Brief: Scan the listing below and copy every line holding "sample".

Extracted information:
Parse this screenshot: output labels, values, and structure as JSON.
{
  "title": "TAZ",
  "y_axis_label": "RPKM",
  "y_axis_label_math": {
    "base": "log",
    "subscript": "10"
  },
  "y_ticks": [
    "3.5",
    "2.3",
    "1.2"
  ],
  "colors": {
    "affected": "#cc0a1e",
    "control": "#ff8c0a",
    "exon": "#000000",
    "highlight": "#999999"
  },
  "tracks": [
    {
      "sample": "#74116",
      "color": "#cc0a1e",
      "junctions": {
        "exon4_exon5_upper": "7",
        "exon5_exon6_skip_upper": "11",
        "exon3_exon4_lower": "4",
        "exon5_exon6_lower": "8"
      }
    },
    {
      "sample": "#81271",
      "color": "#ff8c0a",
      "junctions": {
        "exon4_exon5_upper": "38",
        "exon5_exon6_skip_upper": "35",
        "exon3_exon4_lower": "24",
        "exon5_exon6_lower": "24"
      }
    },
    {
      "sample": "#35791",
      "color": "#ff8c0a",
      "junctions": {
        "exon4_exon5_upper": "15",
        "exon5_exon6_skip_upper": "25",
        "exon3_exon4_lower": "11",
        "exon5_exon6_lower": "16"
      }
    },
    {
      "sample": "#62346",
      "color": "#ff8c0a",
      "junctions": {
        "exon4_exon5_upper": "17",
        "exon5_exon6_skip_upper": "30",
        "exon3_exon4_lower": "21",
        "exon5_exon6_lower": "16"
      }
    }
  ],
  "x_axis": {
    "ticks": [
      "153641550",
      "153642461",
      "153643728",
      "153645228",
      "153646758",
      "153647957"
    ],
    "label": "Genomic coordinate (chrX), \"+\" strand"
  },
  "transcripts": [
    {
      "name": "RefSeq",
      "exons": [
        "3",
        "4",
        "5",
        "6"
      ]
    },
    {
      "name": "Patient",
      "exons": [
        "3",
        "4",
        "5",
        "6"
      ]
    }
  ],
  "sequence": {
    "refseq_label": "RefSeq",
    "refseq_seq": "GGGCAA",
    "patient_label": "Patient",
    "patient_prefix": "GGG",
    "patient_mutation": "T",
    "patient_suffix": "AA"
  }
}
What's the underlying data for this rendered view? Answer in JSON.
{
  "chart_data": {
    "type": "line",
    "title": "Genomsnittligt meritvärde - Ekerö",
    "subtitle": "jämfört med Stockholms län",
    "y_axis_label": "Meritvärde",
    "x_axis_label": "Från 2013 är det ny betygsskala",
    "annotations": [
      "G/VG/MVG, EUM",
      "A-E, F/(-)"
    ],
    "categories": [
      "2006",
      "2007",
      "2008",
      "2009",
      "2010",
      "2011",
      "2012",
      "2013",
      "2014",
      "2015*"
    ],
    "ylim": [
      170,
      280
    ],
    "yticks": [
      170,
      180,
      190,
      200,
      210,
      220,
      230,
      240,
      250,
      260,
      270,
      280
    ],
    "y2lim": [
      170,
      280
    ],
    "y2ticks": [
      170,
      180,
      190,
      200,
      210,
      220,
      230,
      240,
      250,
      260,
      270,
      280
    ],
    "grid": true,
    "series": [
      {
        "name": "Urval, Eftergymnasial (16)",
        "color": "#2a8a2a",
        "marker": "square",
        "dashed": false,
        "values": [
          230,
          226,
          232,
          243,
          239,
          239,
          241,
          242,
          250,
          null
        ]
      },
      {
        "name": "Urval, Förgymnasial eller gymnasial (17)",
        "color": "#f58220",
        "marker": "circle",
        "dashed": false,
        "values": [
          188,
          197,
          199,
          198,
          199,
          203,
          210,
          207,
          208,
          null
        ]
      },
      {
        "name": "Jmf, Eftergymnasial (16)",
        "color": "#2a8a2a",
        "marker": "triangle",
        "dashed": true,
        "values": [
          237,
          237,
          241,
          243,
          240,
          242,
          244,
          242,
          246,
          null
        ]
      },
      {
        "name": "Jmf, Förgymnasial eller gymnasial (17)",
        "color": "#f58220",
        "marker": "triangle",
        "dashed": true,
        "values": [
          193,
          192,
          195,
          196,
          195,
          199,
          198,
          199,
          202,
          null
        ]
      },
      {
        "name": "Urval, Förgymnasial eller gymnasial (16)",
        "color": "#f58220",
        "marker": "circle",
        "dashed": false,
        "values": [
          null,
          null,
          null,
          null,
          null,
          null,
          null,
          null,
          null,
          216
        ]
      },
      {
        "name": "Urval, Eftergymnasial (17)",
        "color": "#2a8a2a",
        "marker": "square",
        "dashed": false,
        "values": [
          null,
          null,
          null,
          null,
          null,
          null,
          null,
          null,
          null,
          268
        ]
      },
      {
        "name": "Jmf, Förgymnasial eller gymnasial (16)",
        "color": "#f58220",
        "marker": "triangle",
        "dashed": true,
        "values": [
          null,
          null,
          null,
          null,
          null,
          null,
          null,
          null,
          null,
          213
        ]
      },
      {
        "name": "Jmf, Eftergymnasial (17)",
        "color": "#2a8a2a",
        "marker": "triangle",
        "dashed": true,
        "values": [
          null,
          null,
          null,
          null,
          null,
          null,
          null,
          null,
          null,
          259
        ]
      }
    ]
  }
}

Solution to the exercise:
      "sample": "#74116",
      "sample": "#81271",
      "sample": "#35791",
      "sample": "#62346",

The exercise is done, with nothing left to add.